▶ **Passage**
::::::::
Oh BTW ....you have an accent. Just joking, is it us ?.


----------



## youngdon

+1 on Oac's comments Matt. Very well done.


----------



## Mattuk

Thanks to both of you.
I was a little nervous as I'm not use to that sort of thing! What do you mean OAC about my accent?


----------



## On a call

Yeah..you have an accent







. Thats ok, it is better than the slang some of our kids use around here. Your pheasant hunt sounds awsome !

You did not sound nervous to me. In fact you sounded very grounded and as if you enjoyed it.


----------



## Mattuk

Biggest days pheasant shooting I've been on was 1000 pheasant, 1000 partridge and 1000 duck! It took some time hanging them up!


----------



## On a call

OH MY !

I had no idea you had those numbers....you are a well kept secret. You should become a stalker !


----------



## Mattuk

I was a gamekeeper. As you heard on the show I went to college on a ND on deer, game, wildlife and fishery management. On the estate I work on we released around 25,000 pheasant, 25,000 partridge and 8,000 duck.


----------



## On a call

Ah ok, I was thinking that your birds were wild. That is why I was shocked.

If you ever would like to shoot wild grown pheasants let me know. South Dakota and Iowa have some very nice numbers of birds.


----------



## Mattuk

We have wild bird shoots here but most pheasants and partridge are hand reared. The Red Grouse is totally wild.
Go to youtube and put in driven pheasant shooting and you'll see what its like.
::::::::
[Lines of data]
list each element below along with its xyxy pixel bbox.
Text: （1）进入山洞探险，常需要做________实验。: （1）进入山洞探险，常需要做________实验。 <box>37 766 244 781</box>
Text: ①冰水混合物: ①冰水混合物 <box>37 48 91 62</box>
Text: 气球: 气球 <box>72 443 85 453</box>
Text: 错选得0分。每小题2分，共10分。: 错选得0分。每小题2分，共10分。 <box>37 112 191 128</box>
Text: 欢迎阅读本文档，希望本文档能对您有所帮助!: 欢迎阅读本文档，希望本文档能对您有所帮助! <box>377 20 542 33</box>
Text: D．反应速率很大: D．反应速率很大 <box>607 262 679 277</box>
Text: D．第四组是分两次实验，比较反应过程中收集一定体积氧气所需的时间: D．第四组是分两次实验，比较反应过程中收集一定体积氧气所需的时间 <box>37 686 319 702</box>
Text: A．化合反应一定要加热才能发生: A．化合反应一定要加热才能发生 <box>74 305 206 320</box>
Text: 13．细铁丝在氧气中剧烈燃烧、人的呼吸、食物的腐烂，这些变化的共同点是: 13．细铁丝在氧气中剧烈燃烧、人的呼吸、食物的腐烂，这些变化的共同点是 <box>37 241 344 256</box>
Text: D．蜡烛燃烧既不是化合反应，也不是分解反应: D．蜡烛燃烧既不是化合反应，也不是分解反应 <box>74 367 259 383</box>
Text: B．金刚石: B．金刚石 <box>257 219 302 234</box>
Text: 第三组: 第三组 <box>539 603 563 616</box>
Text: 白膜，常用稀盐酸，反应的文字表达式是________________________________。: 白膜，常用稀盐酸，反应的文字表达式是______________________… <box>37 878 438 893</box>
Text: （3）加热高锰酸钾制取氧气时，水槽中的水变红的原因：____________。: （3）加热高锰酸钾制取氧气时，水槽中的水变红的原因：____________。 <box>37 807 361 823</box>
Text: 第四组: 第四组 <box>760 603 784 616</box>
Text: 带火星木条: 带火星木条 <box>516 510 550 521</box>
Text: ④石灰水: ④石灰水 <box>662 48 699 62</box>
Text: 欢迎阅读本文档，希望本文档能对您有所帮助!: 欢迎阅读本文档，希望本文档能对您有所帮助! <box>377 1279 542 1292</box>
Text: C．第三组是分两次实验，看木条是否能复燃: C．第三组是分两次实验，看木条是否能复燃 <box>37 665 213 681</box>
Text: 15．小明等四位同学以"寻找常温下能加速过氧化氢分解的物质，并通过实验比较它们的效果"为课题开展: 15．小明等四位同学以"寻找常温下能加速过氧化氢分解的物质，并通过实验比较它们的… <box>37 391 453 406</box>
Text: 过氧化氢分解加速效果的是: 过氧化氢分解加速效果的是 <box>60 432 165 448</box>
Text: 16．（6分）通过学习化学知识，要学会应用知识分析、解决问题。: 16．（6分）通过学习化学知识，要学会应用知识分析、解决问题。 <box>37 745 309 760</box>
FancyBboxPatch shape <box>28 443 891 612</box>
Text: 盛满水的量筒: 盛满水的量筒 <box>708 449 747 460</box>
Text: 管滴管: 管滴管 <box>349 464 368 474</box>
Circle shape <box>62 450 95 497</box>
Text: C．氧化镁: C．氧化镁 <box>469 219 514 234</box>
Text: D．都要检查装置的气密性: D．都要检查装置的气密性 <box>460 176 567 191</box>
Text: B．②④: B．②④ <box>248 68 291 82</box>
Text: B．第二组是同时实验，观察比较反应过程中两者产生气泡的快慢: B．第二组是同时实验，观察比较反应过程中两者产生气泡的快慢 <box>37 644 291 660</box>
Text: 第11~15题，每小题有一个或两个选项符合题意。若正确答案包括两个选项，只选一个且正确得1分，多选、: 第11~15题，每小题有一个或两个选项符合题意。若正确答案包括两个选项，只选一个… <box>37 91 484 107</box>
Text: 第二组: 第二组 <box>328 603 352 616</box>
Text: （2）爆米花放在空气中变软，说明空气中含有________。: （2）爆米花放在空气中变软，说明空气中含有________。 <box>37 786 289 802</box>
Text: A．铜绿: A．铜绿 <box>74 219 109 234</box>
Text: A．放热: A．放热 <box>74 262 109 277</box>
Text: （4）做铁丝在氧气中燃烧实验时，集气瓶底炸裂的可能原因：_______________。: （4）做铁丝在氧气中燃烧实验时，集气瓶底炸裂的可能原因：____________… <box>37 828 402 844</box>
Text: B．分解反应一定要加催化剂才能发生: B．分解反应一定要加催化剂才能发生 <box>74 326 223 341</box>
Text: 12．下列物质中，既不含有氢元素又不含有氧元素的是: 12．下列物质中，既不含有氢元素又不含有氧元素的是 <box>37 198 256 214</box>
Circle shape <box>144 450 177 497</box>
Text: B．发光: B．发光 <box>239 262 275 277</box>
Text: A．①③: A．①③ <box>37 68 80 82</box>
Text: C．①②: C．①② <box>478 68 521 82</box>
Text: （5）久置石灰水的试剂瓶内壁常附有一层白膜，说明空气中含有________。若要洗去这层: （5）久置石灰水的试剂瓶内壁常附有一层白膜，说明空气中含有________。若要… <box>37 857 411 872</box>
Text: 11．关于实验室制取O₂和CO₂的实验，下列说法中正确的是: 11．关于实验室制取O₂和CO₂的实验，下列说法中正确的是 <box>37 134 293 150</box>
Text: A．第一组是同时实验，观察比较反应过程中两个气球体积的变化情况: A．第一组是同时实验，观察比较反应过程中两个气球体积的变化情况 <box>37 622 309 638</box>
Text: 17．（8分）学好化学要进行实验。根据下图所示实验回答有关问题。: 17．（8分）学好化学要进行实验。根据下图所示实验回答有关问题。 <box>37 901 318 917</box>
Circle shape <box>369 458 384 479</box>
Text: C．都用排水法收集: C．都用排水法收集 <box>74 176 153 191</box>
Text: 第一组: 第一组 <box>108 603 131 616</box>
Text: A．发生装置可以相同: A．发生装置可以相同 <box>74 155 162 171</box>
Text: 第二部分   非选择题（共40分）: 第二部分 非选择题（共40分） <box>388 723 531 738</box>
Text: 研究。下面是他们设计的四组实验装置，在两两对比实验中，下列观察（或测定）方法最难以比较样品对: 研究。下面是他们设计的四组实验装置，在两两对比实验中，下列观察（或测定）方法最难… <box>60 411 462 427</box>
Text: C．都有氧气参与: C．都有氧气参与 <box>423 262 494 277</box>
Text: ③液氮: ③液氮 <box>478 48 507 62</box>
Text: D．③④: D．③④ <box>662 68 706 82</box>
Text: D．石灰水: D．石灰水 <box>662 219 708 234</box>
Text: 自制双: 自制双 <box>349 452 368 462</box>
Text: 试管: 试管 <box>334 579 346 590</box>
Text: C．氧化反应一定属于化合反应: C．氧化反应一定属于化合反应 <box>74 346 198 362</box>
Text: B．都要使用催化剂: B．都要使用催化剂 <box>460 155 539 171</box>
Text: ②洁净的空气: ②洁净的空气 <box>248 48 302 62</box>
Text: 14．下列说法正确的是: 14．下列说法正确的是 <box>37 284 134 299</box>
::::::::
▶ **Your tasks**
1. Copy the entries word for word, from the first line of the entries up to and including the line that contains "878 438 893</box>".
2. Go on with the forum thread about pheasant shooting from the point where it stops.
The thread and the entries are unrelated material.

▶ **Answers to the problems**
1.
list each element below along with its xyxy pixel bbox.
Text: （1）进入山洞探险，常需要做________实验。: （1）进入山洞探险，常需要做________实验。 <box>37 766 244 781</box>
Text: ①冰水混合物: ①冰水混合物 <box>37 48 91 62</box>
Text: 气球: 气球 <box>72 443 85 453</box>
Text: 错选得0分。每小题2分，共10分。: 错选得0分。每小题2分，共10分。 <box>37 112 191 128</box>
Text: 欢迎阅读本文档，希望本文档能对您有所帮助!: 欢迎阅读本文档，希望本文档能对您有所帮助! <box>377 20 542 33</box>
Text: D．反应速率很大: D．反应速率很大 <box>607 262 679 277</box>
Text: D．第四组是分两次实验，比较反应过程中收集一定体积氧气所需的时间: D．第四组是分两次实验，比较反应过程中收集一定体积氧气所需的时间 <box>37 686 319 702</box>
Text: A．化合反应一定要加热才能发生: A．化合反应一定要加热才能发生 <box>74 305 206 320</box>
Text: 13．细铁丝在氧气中剧烈燃烧、人的呼吸、食物的腐烂，这些变化的共同点是: 13．细铁丝在氧气中剧烈燃烧、人的呼吸、食物的腐烂，这些变化的共同点是 <box>37 241 344 256</box>
Text: D．蜡烛燃烧既不是化合反应，也不是分解反应: D．蜡烛燃烧既不是化合反应，也不是分解反应 <box>74 367 259 383</box>
Text: B．金刚石: B．金刚石 <box>257 219 302 234</box>
Text: 第三组: 第三组 <box>539 603 563 616</box>
Text: 白膜，常用稀盐酸，反应的文字表达式是________________________________。: 白膜，常用稀盐酸，反应的文字表达式是______________________… <box>37 878 438 893</box>

2.
----------



## On a call

Just viewed a couple pheasant drives....Pass shooting for me is one of the most difficult shots. However it is one of the most rewarding. This type of hunting takes a number of people to be successful, drivers, beaters, loaders, retreivers,and cleaners. It would be a plesure to experience this type of hunt one day. I found on youtube a site called Premier Pheasant drives that take place here in the US in Montana.

I was raised shooting pheasant by either jumping them by walking without a dog, chasing them down behind a hound most often a beagle ( one time I had over a 100 jumping around me in Iowa, I needed a loader that time) , using a flushing dog like a springer, or behind a pointer like a German shorthair.


----------



## youngdon

I was raised shooting pheasant the same as Oac, not surprising though as we were almost neighbors.

I couldn't imagine even seeing that many birds in a day. How big is the estate you are on Matt?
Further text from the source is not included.